**REQUIRED WORK:** Extract the lines that hold the string "Waiting".

**DATA SECTION:**
———
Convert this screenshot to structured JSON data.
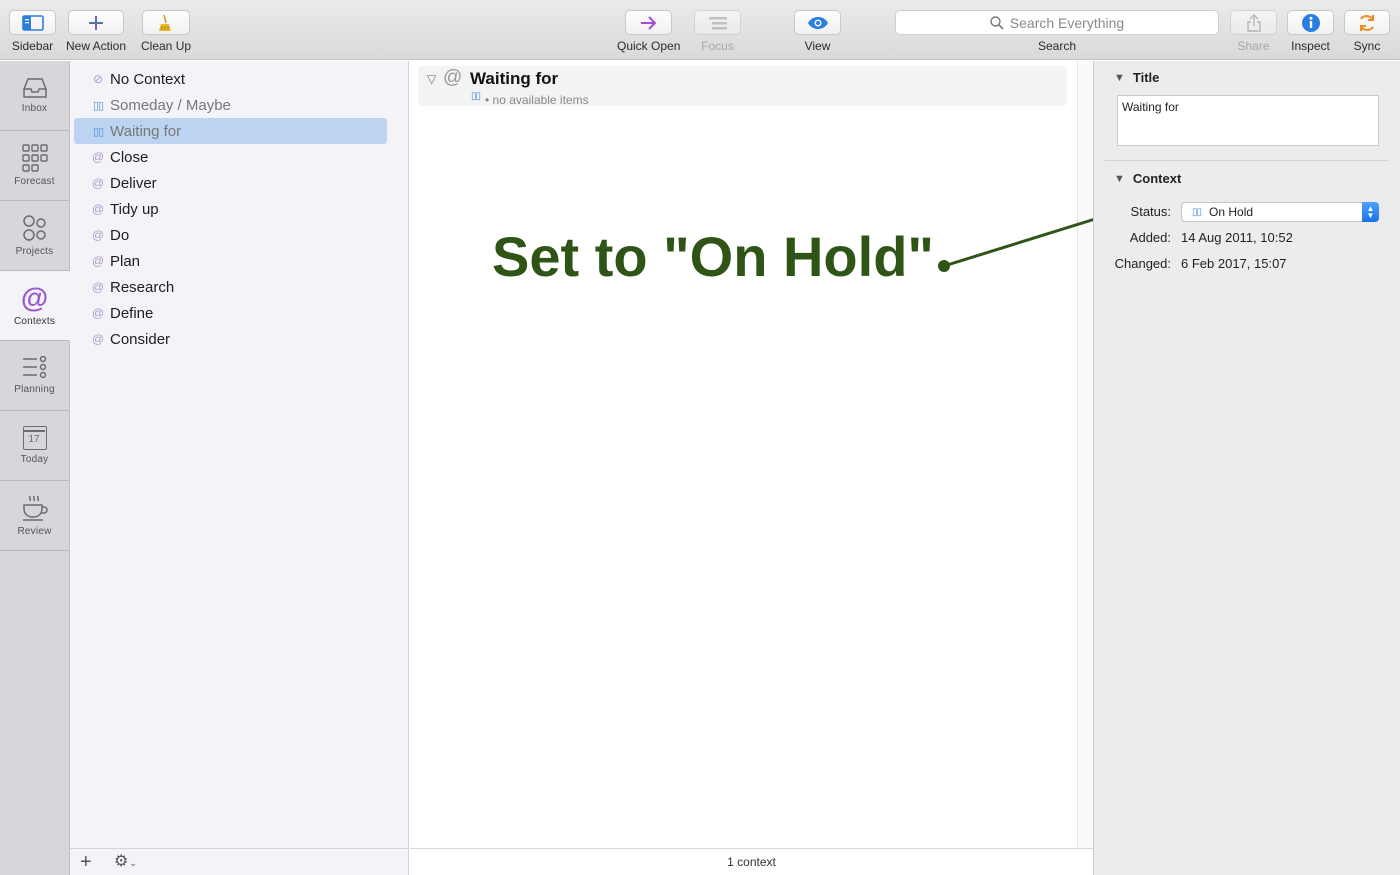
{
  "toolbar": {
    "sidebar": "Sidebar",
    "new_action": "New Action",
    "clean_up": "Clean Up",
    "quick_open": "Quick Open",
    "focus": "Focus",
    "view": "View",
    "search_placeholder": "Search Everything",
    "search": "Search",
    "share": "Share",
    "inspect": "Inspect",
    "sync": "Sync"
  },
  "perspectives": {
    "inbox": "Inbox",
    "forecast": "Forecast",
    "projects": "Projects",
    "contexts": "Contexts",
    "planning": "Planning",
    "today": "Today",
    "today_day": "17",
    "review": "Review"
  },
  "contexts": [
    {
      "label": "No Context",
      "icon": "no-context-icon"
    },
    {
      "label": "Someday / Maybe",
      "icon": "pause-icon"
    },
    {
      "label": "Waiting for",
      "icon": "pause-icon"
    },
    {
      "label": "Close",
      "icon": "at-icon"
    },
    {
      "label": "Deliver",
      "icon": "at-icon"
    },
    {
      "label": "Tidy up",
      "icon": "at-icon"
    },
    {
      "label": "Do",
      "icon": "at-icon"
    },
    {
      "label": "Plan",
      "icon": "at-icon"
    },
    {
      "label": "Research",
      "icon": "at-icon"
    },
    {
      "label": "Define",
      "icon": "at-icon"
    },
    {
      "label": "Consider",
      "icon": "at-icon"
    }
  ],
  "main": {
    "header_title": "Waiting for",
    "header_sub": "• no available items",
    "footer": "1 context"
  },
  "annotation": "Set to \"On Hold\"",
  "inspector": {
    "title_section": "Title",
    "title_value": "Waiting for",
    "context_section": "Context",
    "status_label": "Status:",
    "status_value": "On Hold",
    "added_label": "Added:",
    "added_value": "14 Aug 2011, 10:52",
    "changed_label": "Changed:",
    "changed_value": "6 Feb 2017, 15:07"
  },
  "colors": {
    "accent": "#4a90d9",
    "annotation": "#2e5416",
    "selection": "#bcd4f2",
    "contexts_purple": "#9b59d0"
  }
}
———
**OUTPUT BELOW:**
      "label": "Waiting for",
    "header_title": "Waiting for",
    "title_value": "Waiting for",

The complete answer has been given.